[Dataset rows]
╭──

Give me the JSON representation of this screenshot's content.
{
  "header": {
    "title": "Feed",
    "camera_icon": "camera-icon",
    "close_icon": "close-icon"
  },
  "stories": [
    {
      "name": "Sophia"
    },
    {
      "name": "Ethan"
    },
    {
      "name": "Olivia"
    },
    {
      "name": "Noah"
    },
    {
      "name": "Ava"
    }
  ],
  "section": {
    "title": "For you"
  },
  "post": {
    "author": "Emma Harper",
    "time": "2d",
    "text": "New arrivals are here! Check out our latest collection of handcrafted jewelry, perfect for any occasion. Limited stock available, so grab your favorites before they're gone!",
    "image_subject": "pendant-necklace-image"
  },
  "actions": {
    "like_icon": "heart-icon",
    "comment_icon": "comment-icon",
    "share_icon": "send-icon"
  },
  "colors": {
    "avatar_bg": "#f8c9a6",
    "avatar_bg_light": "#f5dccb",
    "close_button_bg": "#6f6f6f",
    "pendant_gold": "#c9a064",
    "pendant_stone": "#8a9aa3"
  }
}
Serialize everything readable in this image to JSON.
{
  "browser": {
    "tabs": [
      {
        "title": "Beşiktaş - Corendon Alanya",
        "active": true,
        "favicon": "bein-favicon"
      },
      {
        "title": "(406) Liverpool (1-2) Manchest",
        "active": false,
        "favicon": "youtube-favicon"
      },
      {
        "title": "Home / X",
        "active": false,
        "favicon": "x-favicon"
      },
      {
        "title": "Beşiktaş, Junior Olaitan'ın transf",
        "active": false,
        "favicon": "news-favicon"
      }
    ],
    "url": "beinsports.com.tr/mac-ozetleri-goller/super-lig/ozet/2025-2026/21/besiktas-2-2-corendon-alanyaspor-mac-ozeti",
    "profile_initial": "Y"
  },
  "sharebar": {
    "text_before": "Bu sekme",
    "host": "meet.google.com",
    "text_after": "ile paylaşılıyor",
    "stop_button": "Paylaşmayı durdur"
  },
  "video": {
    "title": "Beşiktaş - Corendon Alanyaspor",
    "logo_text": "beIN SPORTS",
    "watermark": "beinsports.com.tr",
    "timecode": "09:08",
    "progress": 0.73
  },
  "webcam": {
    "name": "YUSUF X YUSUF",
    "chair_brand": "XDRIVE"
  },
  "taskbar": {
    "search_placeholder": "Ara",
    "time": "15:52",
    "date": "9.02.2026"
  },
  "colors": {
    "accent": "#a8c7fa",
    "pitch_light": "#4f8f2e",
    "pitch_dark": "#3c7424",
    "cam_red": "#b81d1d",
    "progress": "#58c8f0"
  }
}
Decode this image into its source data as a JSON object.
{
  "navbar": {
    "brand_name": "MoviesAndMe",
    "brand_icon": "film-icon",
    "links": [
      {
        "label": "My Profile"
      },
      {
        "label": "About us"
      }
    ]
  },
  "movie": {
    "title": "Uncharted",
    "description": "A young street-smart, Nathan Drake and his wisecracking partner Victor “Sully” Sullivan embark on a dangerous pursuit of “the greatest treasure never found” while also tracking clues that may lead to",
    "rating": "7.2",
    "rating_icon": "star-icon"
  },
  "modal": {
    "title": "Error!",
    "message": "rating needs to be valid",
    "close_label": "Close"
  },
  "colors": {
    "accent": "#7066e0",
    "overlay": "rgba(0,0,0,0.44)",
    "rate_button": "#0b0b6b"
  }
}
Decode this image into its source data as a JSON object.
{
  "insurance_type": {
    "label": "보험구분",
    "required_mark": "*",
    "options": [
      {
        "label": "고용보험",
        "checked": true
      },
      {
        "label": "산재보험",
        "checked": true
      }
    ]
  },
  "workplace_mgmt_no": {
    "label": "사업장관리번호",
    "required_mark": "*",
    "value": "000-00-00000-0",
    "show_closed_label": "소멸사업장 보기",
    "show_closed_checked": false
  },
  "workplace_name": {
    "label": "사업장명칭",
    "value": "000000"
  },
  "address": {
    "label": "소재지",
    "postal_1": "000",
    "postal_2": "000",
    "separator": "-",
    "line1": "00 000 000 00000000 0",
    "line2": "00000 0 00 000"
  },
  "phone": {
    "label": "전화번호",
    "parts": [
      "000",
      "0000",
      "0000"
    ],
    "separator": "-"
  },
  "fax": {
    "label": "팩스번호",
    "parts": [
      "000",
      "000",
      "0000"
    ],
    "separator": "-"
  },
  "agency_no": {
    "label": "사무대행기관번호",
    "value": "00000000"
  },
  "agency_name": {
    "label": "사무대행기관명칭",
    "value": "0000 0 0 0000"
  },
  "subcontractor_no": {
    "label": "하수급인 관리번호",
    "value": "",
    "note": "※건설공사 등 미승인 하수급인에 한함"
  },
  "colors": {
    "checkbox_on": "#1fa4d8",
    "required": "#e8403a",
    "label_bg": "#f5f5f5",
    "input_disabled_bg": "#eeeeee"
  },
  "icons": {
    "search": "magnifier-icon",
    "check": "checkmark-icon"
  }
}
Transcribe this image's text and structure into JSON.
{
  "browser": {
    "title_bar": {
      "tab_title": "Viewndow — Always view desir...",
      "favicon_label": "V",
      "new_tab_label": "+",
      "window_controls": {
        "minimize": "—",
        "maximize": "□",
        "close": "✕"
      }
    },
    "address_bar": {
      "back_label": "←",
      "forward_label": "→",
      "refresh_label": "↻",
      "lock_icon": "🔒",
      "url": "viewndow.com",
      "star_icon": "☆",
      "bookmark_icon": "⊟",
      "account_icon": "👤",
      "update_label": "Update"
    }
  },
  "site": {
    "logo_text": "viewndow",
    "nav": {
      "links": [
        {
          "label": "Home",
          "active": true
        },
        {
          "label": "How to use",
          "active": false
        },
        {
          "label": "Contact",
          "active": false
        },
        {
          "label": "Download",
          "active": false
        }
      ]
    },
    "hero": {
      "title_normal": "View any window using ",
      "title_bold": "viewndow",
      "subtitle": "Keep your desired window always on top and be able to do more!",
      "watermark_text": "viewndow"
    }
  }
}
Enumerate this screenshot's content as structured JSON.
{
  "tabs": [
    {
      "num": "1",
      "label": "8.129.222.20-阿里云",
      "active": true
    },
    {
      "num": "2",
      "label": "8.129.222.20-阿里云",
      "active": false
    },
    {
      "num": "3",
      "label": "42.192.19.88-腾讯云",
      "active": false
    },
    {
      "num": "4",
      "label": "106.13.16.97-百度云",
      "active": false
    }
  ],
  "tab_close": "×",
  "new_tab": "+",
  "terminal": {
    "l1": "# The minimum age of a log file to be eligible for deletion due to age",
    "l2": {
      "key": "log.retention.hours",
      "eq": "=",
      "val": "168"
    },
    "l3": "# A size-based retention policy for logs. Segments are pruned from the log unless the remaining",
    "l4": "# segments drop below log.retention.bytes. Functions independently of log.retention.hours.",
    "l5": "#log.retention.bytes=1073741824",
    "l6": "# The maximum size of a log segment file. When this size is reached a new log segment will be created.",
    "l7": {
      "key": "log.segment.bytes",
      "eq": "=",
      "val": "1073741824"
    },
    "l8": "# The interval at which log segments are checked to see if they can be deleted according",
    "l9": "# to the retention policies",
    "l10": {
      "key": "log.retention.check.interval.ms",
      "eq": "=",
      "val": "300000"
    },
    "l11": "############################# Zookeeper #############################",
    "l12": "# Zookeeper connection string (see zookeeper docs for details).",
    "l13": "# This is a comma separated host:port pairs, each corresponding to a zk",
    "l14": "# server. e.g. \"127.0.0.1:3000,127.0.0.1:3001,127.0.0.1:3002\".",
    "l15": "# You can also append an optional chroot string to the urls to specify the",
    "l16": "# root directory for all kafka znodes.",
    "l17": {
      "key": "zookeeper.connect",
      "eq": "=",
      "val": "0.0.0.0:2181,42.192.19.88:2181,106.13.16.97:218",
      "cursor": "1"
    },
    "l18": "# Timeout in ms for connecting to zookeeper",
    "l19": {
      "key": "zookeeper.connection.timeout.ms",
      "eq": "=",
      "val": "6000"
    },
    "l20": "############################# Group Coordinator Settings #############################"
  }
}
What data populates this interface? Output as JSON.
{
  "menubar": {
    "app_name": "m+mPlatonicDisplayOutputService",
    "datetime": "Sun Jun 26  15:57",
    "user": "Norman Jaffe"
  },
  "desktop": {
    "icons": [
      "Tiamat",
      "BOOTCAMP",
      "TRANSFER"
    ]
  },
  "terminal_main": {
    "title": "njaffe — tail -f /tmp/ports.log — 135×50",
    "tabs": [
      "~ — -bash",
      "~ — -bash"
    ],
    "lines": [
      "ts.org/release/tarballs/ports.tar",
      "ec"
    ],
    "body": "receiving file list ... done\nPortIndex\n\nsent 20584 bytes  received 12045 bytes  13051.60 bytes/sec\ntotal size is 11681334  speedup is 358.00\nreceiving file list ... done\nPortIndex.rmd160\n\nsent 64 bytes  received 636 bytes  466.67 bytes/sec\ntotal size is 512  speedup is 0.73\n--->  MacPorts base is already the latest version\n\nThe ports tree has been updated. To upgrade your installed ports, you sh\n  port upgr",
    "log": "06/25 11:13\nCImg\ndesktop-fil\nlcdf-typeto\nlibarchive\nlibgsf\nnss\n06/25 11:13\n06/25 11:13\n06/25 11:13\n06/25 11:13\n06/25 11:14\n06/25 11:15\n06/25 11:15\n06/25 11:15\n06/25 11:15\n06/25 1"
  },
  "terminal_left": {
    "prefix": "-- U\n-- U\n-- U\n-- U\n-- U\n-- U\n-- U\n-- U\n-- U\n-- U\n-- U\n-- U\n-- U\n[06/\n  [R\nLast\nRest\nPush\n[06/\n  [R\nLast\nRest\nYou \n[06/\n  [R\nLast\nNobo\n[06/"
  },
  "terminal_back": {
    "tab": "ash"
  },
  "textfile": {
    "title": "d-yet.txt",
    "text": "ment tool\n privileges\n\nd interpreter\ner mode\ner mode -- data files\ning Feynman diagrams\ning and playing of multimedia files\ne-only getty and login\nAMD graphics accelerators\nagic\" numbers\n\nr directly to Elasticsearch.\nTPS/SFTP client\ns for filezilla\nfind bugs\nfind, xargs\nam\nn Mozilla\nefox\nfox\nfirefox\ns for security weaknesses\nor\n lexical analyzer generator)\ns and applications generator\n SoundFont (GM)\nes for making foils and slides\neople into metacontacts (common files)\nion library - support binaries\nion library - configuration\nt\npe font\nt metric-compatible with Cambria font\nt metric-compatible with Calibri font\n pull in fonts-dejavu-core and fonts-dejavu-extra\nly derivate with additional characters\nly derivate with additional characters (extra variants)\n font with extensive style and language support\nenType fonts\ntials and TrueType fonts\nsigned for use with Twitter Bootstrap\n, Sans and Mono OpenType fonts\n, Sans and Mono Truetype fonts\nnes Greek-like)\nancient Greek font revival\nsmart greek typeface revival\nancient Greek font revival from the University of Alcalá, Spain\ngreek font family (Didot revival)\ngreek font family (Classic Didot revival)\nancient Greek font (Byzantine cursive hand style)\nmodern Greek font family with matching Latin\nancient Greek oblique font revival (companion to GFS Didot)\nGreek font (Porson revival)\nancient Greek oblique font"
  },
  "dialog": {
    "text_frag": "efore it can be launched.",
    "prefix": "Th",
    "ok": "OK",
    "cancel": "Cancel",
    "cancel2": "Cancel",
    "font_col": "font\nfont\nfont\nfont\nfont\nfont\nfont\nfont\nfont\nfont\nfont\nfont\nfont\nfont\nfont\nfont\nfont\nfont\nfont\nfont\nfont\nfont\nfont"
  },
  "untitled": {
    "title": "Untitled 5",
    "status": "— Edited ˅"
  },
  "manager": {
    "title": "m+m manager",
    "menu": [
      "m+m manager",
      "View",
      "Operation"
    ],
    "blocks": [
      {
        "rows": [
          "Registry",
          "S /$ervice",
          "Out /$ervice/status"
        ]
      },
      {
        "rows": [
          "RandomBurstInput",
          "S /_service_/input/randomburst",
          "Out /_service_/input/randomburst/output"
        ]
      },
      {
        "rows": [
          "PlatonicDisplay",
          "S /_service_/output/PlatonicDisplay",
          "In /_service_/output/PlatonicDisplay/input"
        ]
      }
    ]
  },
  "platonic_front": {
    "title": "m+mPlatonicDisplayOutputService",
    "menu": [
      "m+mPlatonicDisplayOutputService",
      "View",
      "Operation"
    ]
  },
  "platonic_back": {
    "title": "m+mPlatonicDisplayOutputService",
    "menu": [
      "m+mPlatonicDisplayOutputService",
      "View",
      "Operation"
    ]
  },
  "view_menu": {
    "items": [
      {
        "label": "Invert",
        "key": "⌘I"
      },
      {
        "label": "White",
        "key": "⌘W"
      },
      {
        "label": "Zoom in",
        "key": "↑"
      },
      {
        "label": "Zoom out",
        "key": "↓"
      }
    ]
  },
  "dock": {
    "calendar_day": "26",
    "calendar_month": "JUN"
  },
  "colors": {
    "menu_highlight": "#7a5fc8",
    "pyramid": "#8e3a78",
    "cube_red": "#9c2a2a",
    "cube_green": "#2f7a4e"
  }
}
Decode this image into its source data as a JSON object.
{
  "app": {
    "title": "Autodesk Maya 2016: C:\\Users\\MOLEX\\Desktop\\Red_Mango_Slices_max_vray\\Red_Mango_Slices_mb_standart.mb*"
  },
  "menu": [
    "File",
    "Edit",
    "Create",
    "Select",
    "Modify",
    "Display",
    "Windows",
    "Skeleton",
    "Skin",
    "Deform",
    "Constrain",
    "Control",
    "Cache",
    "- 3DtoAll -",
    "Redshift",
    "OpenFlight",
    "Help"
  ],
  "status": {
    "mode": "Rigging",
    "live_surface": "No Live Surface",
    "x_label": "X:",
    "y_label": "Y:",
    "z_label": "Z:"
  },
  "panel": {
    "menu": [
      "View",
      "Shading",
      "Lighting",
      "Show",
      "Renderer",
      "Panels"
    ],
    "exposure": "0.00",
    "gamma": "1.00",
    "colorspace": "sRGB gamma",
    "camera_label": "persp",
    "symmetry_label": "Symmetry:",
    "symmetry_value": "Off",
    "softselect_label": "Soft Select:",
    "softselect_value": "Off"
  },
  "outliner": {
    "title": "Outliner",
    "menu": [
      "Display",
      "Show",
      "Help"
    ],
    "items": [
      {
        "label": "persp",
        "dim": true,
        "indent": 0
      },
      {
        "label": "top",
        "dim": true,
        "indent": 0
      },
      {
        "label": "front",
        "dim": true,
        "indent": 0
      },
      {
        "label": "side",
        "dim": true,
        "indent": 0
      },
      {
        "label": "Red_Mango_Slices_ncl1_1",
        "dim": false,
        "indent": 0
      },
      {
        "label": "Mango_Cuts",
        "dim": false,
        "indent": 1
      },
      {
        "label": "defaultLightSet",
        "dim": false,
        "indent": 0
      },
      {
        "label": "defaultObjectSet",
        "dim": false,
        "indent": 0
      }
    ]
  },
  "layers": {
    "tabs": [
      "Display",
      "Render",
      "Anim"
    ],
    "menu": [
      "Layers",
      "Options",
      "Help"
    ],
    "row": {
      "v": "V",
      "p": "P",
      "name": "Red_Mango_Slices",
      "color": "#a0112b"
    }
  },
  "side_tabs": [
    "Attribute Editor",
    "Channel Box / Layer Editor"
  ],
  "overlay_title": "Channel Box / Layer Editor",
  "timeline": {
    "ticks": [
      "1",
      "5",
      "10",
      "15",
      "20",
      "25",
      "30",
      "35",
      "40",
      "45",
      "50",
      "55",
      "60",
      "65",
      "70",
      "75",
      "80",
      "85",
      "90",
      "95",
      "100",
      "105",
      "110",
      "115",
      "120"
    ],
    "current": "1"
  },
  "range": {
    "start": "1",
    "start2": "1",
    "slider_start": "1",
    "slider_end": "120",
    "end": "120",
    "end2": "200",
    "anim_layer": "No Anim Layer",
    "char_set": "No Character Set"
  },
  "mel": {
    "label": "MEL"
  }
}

╰──

**Task statement**
Tally the lines holding the string "screenshot" and give only the count.

**Solution for this problem**
2